(Data items)
____

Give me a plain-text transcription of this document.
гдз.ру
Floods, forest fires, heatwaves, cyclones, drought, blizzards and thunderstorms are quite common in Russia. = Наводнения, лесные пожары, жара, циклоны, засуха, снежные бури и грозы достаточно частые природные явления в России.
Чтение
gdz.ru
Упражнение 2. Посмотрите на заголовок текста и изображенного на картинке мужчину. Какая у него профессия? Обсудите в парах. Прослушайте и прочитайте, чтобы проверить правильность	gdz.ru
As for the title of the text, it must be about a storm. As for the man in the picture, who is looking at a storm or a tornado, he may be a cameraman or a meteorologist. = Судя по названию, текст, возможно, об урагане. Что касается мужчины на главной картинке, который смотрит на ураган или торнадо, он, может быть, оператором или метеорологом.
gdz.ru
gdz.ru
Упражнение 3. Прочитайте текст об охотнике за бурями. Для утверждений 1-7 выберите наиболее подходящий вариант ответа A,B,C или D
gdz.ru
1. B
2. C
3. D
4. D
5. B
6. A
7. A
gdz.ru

____

REQUIREMENT = Write out all of the records once more, exactly.

SOLVED EXERCISE =
Give me a plain-text transcription of this document.
гдз.ру
Floods, forest fires, heatwaves, cyclones, drought, blizzards and thunderstorms are quite common in Russia. = Наводнения, лесные пожары, жара, циклоны, засуха, снежные бури и грозы достаточно частые природные явления в России.
Чтение
gdz.ru
Упражнение 2. Посмотрите на заголовок текста и изображенного на картинке мужчину. Какая у него профессия? Обсудите в парах. Прослушайте и прочитайте, чтобы проверить правильность	gdz.ru
As for the title of the text, it must be about a storm. As for the man in the picture, who is looking at a storm or a tornado, he may be a cameraman or a meteorologist. = Судя по названию, текст, возможно, об урагане. Что касается мужчины на главной картинке, который смотрит на ураган или торнадо, он, может быть, оператором или метеорологом.
gdz.ru
gdz.ru
Упражнение 3. Прочитайте текст об охотнике за бурями. Для утверждений 1-7 выберите наиболее подходящий вариант ответа A,B,C или D
gdz.ru
1. B
2. C
3. D
4. D
5. B
6. A
7. A
gdz.ru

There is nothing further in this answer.